### Set exercise
Below is a listing; reproduce each line of it exactly.
==== Records supplied ====
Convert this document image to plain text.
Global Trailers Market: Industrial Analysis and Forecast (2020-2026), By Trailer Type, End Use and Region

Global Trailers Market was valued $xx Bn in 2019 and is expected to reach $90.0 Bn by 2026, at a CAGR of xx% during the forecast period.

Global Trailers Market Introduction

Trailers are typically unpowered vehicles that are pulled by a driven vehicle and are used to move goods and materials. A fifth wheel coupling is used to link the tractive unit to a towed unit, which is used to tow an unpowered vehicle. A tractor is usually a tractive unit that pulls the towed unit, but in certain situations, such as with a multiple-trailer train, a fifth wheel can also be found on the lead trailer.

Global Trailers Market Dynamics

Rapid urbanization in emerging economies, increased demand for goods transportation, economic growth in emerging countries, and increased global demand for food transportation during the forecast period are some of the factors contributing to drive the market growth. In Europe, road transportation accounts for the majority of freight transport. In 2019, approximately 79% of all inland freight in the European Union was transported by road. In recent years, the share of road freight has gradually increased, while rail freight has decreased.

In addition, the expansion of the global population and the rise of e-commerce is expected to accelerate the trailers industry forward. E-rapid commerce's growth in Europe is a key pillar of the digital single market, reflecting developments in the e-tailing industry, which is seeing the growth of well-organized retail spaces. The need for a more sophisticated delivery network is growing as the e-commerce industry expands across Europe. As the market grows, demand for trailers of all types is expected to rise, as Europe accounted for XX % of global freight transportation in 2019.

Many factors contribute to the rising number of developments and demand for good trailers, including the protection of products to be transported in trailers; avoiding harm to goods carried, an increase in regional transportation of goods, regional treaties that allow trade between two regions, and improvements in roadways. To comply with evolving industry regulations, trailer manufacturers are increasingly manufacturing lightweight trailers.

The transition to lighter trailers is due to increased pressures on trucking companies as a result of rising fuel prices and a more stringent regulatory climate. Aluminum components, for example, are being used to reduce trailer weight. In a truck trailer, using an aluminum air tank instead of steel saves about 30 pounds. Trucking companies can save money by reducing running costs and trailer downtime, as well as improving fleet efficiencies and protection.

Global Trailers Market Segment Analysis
====
### Worked solution
Convert this document image to plain text.
Global Trailers Market: Industrial Analysis and Forecast (2020-2026), By Trailer Type, End Use and Region

Global Trailers Market was valued $xx Bn in 2019 and is expected to reach $90.0 Bn by 2026, at a CAGR of xx% during the forecast period.

Global Trailers Market Introduction

Trailers are typically unpowered vehicles that are pulled by a driven vehicle and are used to move goods and materials. A fifth wheel coupling is used to link the tractive unit to a towed unit, which is used to tow an unpowered vehicle. A tractor is usually a tractive unit that pulls the towed unit, but in certain situations, such as with a multiple-trailer train, a fifth wheel can also be found on the lead trailer.

Global Trailers Market Dynamics

Rapid urbanization in emerging economies, increased demand for goods transportation, economic growth in emerging countries, and increased global demand for food transportation during the forecast period are some of the factors contributing to drive the market growth. In Europe, road transportation accounts for the majority of freight transport. In 2019, approximately 79% of all inland freight in the European Union was transported by road. In recent years, the share of road freight has gradually increased, while rail freight has decreased.

In addition, the expansion of the global population and the rise of e-commerce is expected to accelerate the trailers industry forward. E-rapid commerce's growth in Europe is a key pillar of the digital single market, reflecting developments in the e-tailing industry, which is seeing the growth of well-organized retail spaces. The need for a more sophisticated delivery network is growing as the e-commerce industry expands across Europe. As the market grows, demand for trailers of all types is expected to rise, as Europe accounted for XX % of global freight transportation in 2019.

Many factors contribute to the rising number of developments and demand for good trailers, including the protection of products to be transported in trailers; avoiding harm to goods carried, an increase in regional transportation of goods, regional treaties that allow trade between two regions, and improvements in roadways. To comply with evolving industry regulations, trailer manufacturers are increasingly manufacturing lightweight trailers.

The transition to lighter trailers is due to increased pressures on trucking companies as a result of rising fuel prices and a more stringent regulatory climate. Aluminum components, for example, are being used to reduce trailer weight. In a truck trailer, using an aluminum air tank instead of steel saves about 30 pounds. Trucking companies can save money by reducing running costs and trailer downtime, as well as improving fleet efficiencies and protection.

Global Trailers Market Segment Analysis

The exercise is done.